#### [Task statement]
In the material below, identify each line bearing the word "Three". Reproduce those lines.
## START Entries supplied
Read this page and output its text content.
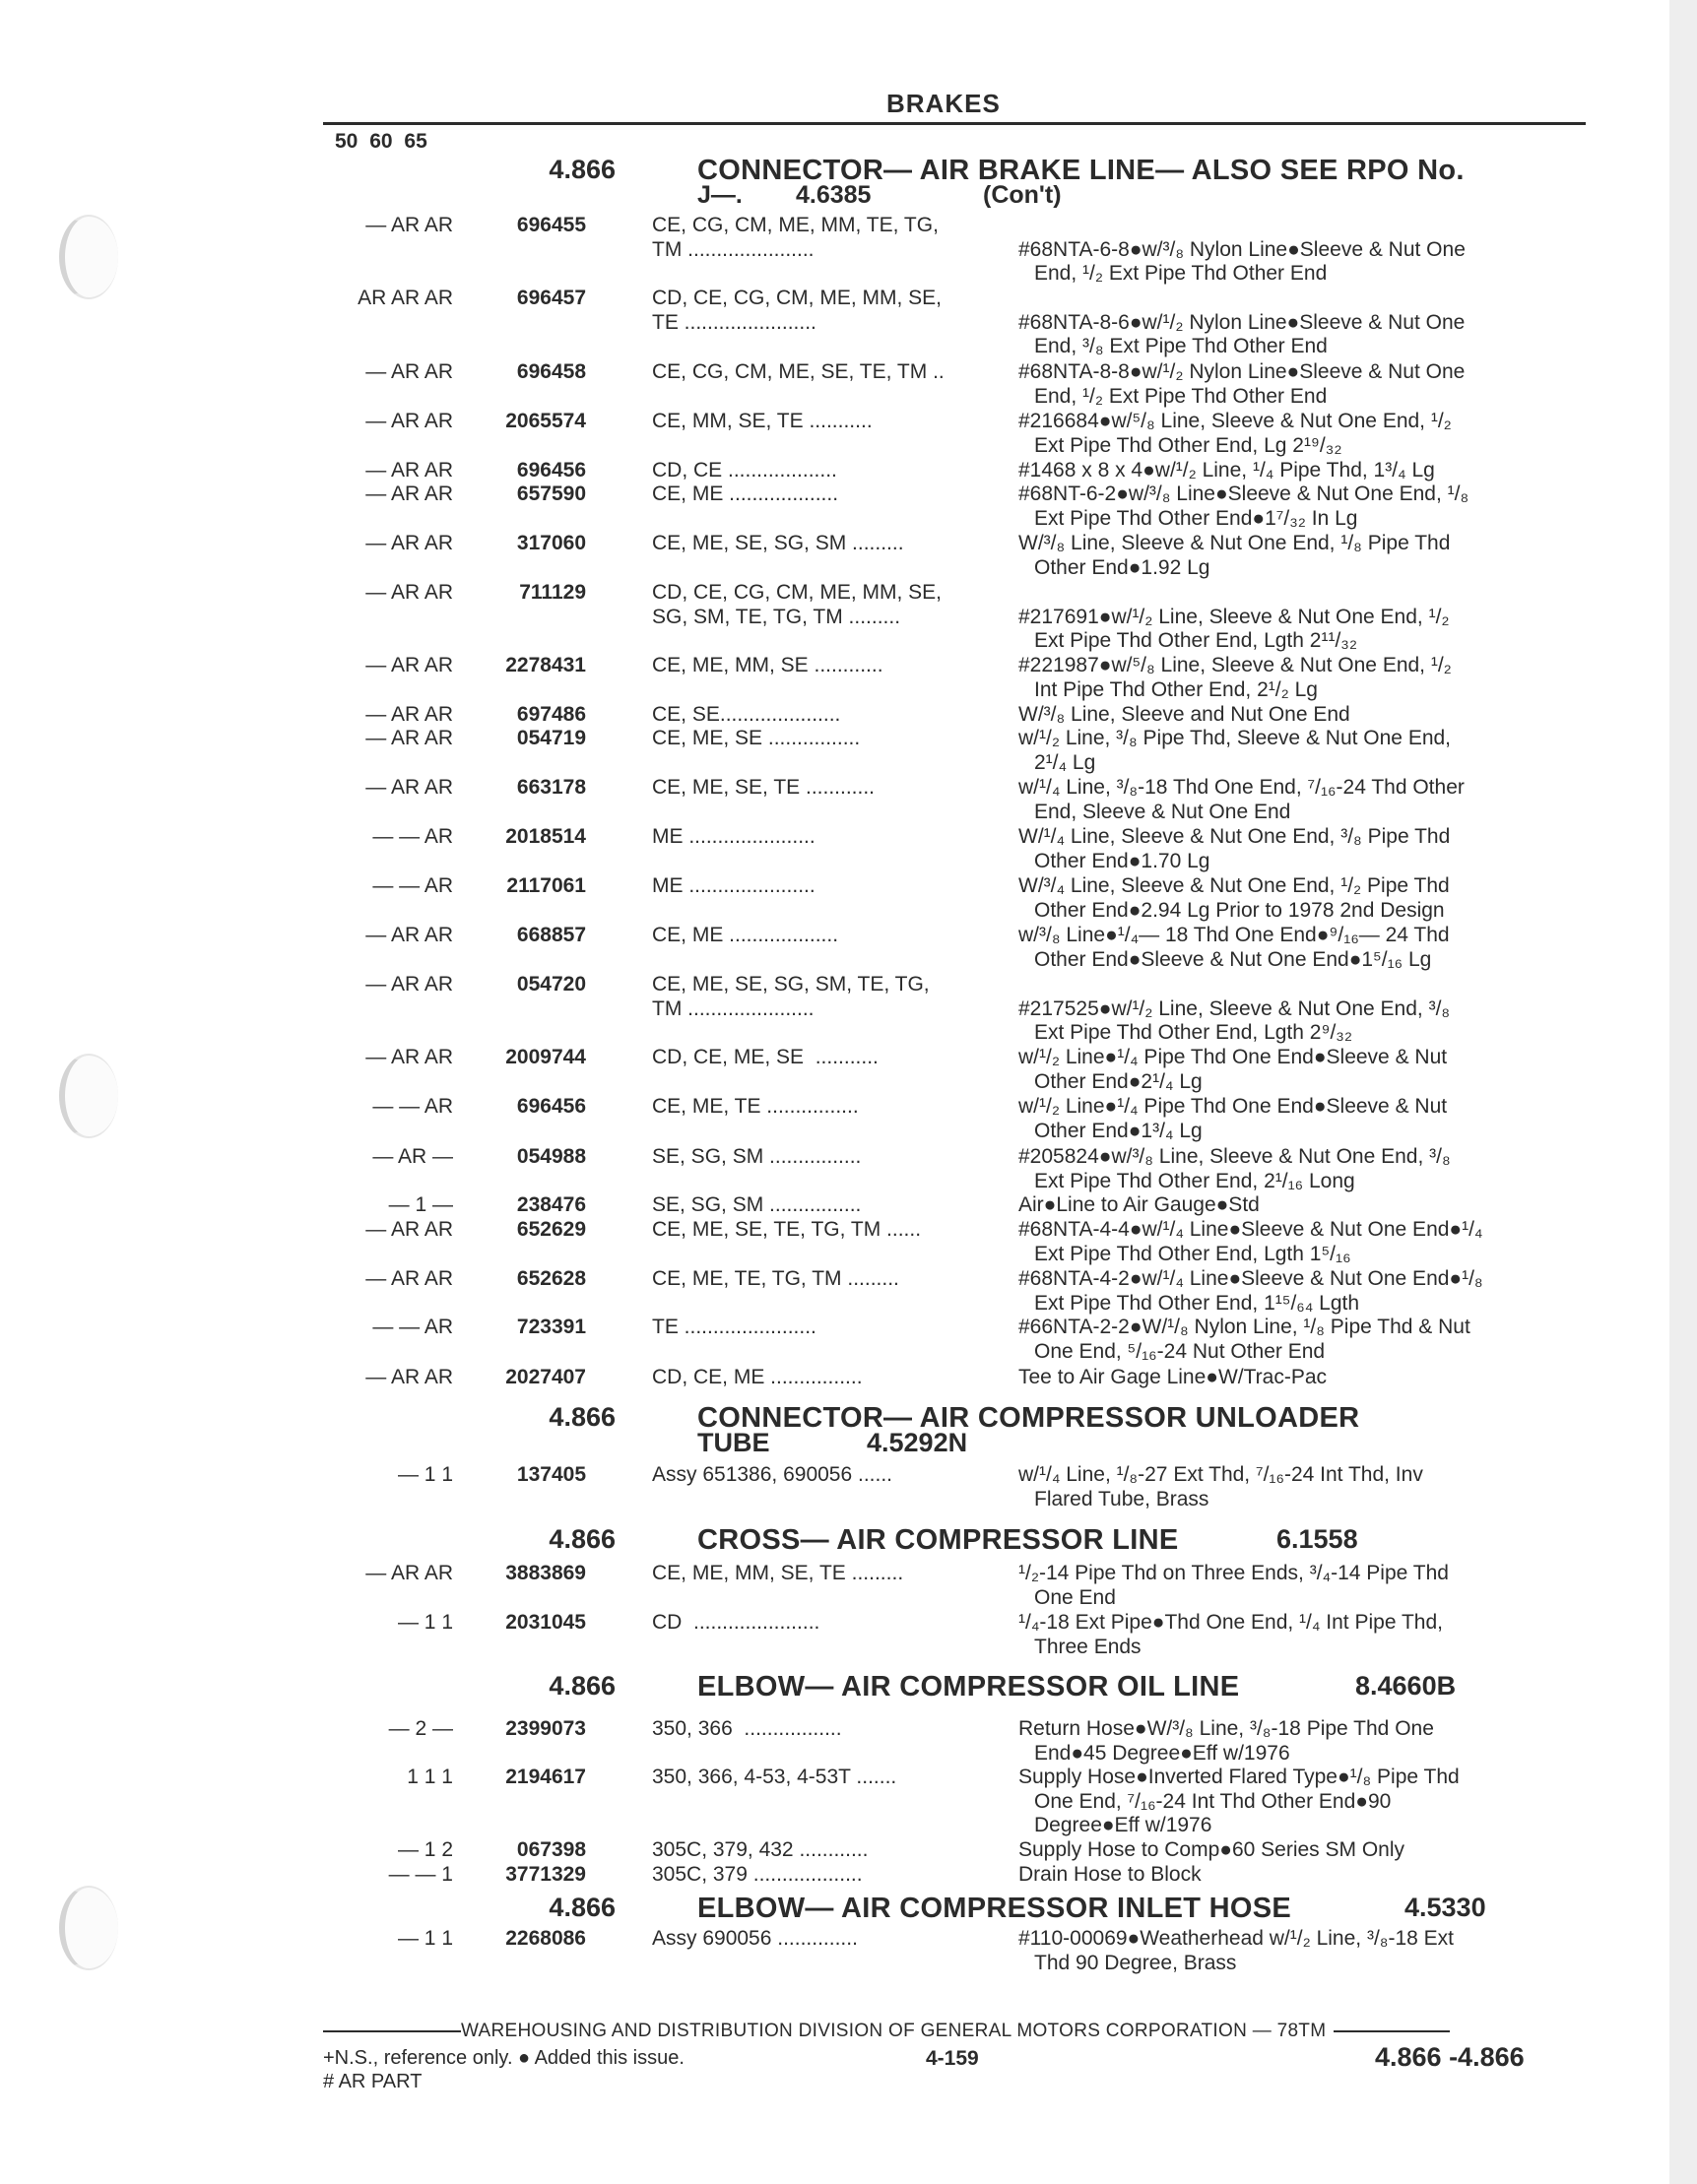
BRAKES
50 60 65
4.866	CONNECTOR— AIR BRAKE LINE— ALSO SEE RPO No.
J—. 4.6385	(Con't)
4.866	CONNECTOR— AIR COMPRESSOR UNLOADER
TUBE	4.5292N
4.866	CROSS— AIR COMPRESSOR LINE	6.1558
4.866	ELBOW— AIR COMPRESSOR OIL LINE	8.4660B
4.866	ELBOW— AIR COMPRESSOR INLET HOSE	4.5330
— AR AR	696455	CE, CG, CM, ME, MM, TE, TG,
TM ......................	#68NTA-6-8●w/³/₈ Nylon Line●Sleeve & Nut One
End, ¹/₂ Ext Pipe Thd Other End
AR AR AR	696457	CD, CE, CG, CM, ME, MM, SE,
TE .......................	#68NTA-8-6●w/¹/₂ Nylon Line●Sleeve & Nut One
End, ³/₈ Ext Pipe Thd Other End
— AR AR	696458	CE, CG, CM, ME, SE, TE, TM ..	#68NTA-8-8●w/¹/₂ Nylon Line●Sleeve & Nut One
End, ¹/₂ Ext Pipe Thd Other End
— AR AR	2065574	CE, MM, SE, TE ...........	#216684●w/⁵/₈ Line, Sleeve & Nut One End, ¹/₂
Ext Pipe Thd Other End, Lg 2¹⁹/₃₂
— AR AR	696456	CD, CE ...................	#1468 x 8 x 4●w/¹/₂ Line, ¹/₄ Pipe Thd, 1³/₄ Lg
— AR AR	657590	CE, ME ...................	#68NT-6-2●w/³/₈ Line●Sleeve & Nut One End, ¹/₈
Ext Pipe Thd Other End●1⁷/₃₂ In Lg
— AR AR	317060	CE, ME, SE, SG, SM .........	W/³/₈ Line, Sleeve & Nut One End, ¹/₈ Pipe Thd
Other End●1.92 Lg
— AR AR	711129	CD, CE, CG, CM, ME, MM, SE,
SG, SM, TE, TG, TM .........	#217691●w/¹/₂ Line, Sleeve & Nut One End, ¹/₂
Ext Pipe Thd Other End, Lgth 2¹¹/₃₂
— AR AR	2278431	CE, ME, MM, SE ............	#221987●w/⁵/₈ Line, Sleeve & Nut One End, ¹/₂
Int Pipe Thd Other End, 2¹/₂ Lg
— AR AR	697486	CE, SE.....................	W/³/₈ Line, Sleeve and Nut One End
— AR AR	054719	CE, ME, SE ................	w/¹/₂ Line, ³/₈ Pipe Thd, Sleeve & Nut One End,
2¹/₄ Lg
— AR AR	663178	CE, ME, SE, TE ............	w/¹/₄ Line, ³/₈-18 Thd One End, ⁷/₁₆-24 Thd Other
End, Sleeve & Nut One End
— — AR	2018514	ME ......................	W/¹/₄ Line, Sleeve & Nut One End, ³/₈ Pipe Thd
Other End●1.70 Lg
— — AR	2117061	ME ......................	W/³/₄ Line, Sleeve & Nut One End, ¹/₂ Pipe Thd
Other End●2.94 Lg Prior to 1978 2nd Design
— AR AR	668857	CE, ME ...................	w/³/₈ Line●¹/₄— 18 Thd One End●⁹/₁₆— 24 Thd
Other End●Sleeve & Nut One End●1⁵/₁₆ Lg
— AR AR	054720	CE, ME, SE, SG, SM, TE, TG,
TM ......................	#217525●w/¹/₂ Line, Sleeve & Nut One End, ³/₈
Ext Pipe Thd Other End, Lgth 2⁹/₃₂
— AR AR	2009744	CD, CE, ME, SE  ...........	w/¹/₂ Line●¹/₄ Pipe Thd One End●Sleeve & Nut
Other End●2¹/₄ Lg
— — AR	696456	CE, ME, TE ................	w/¹/₂ Line●¹/₄ Pipe Thd One End●Sleeve & Nut
Other End●1³/₄ Lg
— AR —	054988	SE, SG, SM ................	#205824●w/³/₈ Line, Sleeve & Nut One End, ³/₈
Ext Pipe Thd Other End, 2¹/₁₆ Long
— 1 —	238476	SE, SG, SM ................	Air●Line to Air Gauge●Std
— AR AR	652629	CE, ME, SE, TE, TG, TM ......	#68NTA-4-4●w/¹/₄ Line●Sleeve & Nut One End●¹/₄
Ext Pipe Thd Other End, Lgth 1⁵/₁₆
— AR AR	652628	CE, ME, TE, TG, TM .........	#68NTA-4-2●w/¹/₄ Line●Sleeve & Nut One End●¹/₈
Ext Pipe Thd Other End, 1¹⁵/₆₄ Lgth
— — AR	723391	TE .......................	#66NTA-2-2●W/¹/₈ Nylon Line, ¹/₈ Pipe Thd & Nut
One End, ⁵/₁₆-24 Nut Other End
— AR AR	2027407	CD, CE, ME ................	Tee to Air Gage Line●W/Trac-Pac
— 1 1	137405	Assy 651386, 690056 ......	w/¹/₄ Line, ¹/₈-27 Ext Thd, ⁷/₁₆-24 Int Thd, Inv
Flared Tube, Brass
— AR AR	3883869	CE, ME, MM, SE, TE .........	¹/₂-14 Pipe Thd on Three Ends, ³/₄-14 Pipe Thd
One End
— 1 1	2031045	CD  ......................	¹/₄-18 Ext Pipe●Thd One End, ¹/₄ Int Pipe Thd,
Three Ends
— 2 —	2399073	350, 366  .................	Return Hose●W/³/₈ Line, ³/₈-18 Pipe Thd One
End●45 Degree●Eff w/1976
1 1 1	2194617	350, 366, 4-53, 4-53T .......	Supply Hose●Inverted Flared Type●¹/₈ Pipe Thd
One End, ⁷/₁₆-24 Int Thd Other End●90
Degree●Eff w/1976
— 1 2	067398	305C, 379, 432 ............	Supply Hose to Comp●60 Series SM Only
— — 1	3771329	305C, 379 ...................	Drain Hose to Block
— 1 1	2268086	Assy 690056 ..............	#110-00069●Weatherhead w/¹/₂ Line, ³/₈-18 Ext
Thd 90 Degree, Brass
WAREHOUSING AND DISTRIBUTION DIVISION OF GENERAL MOTORS CORPORATION — 78TM
+N.S., reference only. ● Added this issue.
# AR PART
4-159	4.866 -4.866
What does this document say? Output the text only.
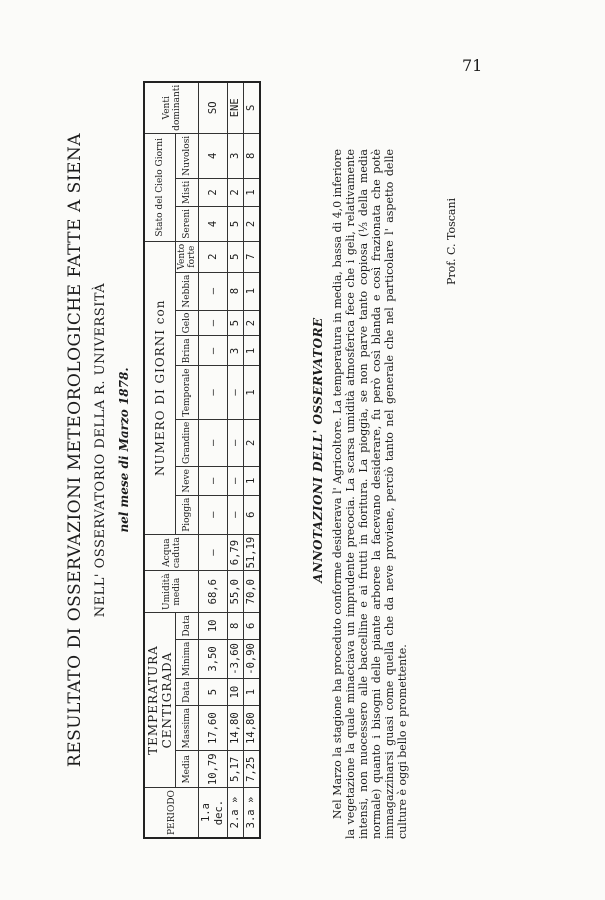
71
RESULTATO DI OSSERVAZIONI METEOROLOGICHE FATTE A SIENA NELL' OSSERVATORIO DELLA R. UNIVERSITÀ nel mese di Marzo 1878.
PERIODO	TEMPERATURA CENTIGRADA					Umidità media	Acqua caduta	NUMERO DI GIORNI con								Stato del Cielo Giorni			Venti dominanti
	Media	Massima	Data	Minima	Data			Pioggia	Neve	Grandine	Temporale	Brina	Gelo	Nebbia	Vento forte	Sereni	Misti	Nuvolosi	
1.a dec.	10,79	17,60	5	3,50	10	68,6	—	—	—	—	—	—	—	—	2	4	2	4	SO
2.a »	5,17	14,80	10	-3,60	8	55,0	6,79	—	—	—	—	3	5	8	5	5	2	3	ENE
3.a »	7,25	14,80	1	-0,90	6	70,0	51,19	6	1	2	1	1	2	1	7	2	1	8	S
ANNOTAZIONI DELL' OSSERVATORE Nel Marzo la stagione ha proceduto conforme desiderava l' Agricoltore. La temperatura in media, bassa di 4,0 inferiore la vegetazione la quale minacciava un imprudente precocia. La scarsa umidità atmosferica fece che i geli, relativamente intensi, non nuocessero alle baccelline e ai frutti in fioritura. La pioggia, se non parve tanto copiosa (⅓ della media normale) quanto i bisogni delle piante arboree la facevano desiderare, fu però così blanda e così frazionata che potè immagazzinarsi guasi come quella che da neve proviene, perciò tanto nel generale che nel particolare l' aspetto delle culture è oggi bello e promettente.
Prof. C. Toscani
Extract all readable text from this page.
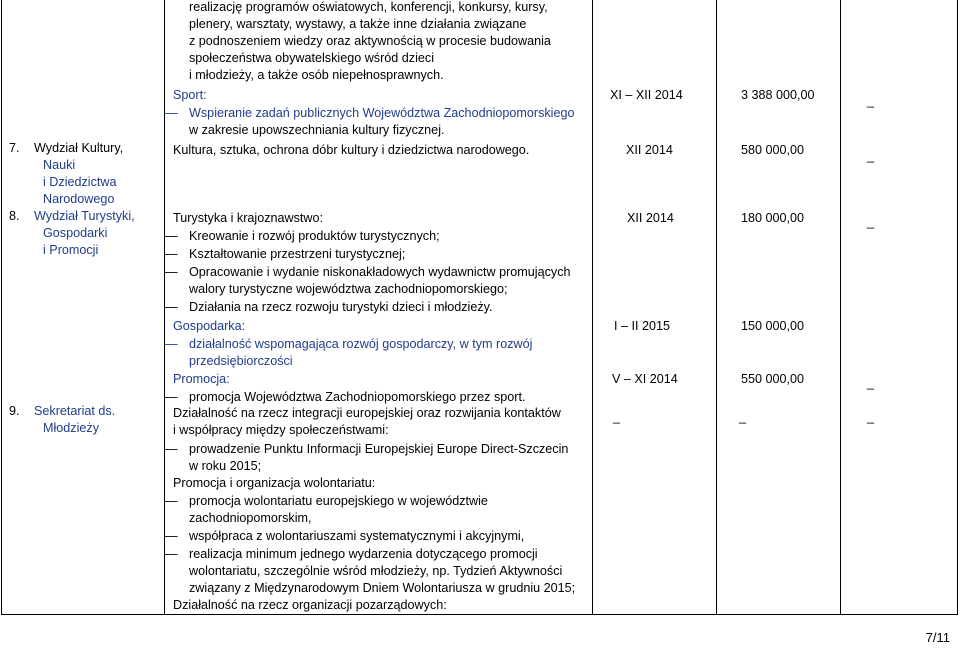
7. Wydział Kultury,
Nauki
i Dziedzictwa
Narodowego
8. Wydział Turystyki,
Gospodarki
i Promocji
9. Sekretariat ds.
Młodzieży
realizację programów oświatowych, konferencji, konkursy, kursy,
plenery, warsztaty, wystawy, a także inne działania związane
z podnoszeniem wiedzy oraz aktywnością w procesie budowania
społeczeństwa obywatelskiego wśród dzieci
i młodzieży, a także osób niepełnosprawnych.
Sport:
— Wspieranie zadań publicznych Województwa Zachodniopomorskiego
w zakresie upowszechniania kultury fizycznej.
Kultura, sztuka, ochrona dóbr kultury i dziedzictwa narodowego.
Turystyka i krajoznawstwo:
— Kreowanie i rozwój produktów turystycznych;
— Kształtowanie przestrzeni turystycznej;
— Opracowanie i wydanie niskonakładowych wydawnictw promujących
walory turystyczne województwa zachodniopomorskiego;
— Działania na rzecz rozwoju turystyki dzieci i młodzieży.
Gospodarka:
— działalność wspomagająca rozwój gospodarczy, w tym rozwój
przedsiębiorczości
Promocja:
— promocja Województwa Zachodniopomorskiego przez sport.
Działalność na rzecz integracji europejskiej oraz rozwijania kontaktów
i współpracy między społeczeństwami:
— prowadzenie Punktu Informacji Europejskiej Europe Direct-Szczecin
w roku 2015;
Promocja i organizacja wolontariatu:
— promocja wolontariatu europejskiego w województwie
zachodniopomorskim,
— współpraca z wolontariuszami systematycznymi i akcyjnymi,
— realizacja minimum jednego wydarzenia dotyczącego promocji
wolontariatu, szczególnie wśród młodzieży, np. Tydzień Aktywności
związany z Międzynarodowym Dniem Wolontariusza w grudniu 2015;
Działalność na rzecz organizacji pozarządowych:
XI – XII 2014
XII 2014
XII 2014
I – II 2015
V – XI 2014
_
3 388 000,00
580 000,00
180 000,00
150 000,00
550 000,00
_
_
_
_
_
_
7/11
## END Entries supplied
#### [Correct answer]
— AR AR	3883869	CE, ME, MM, SE, TE .........	¹/₂-14 Pipe Thd on Three Ends, ³/₄-14 Pipe Thd
Three Ends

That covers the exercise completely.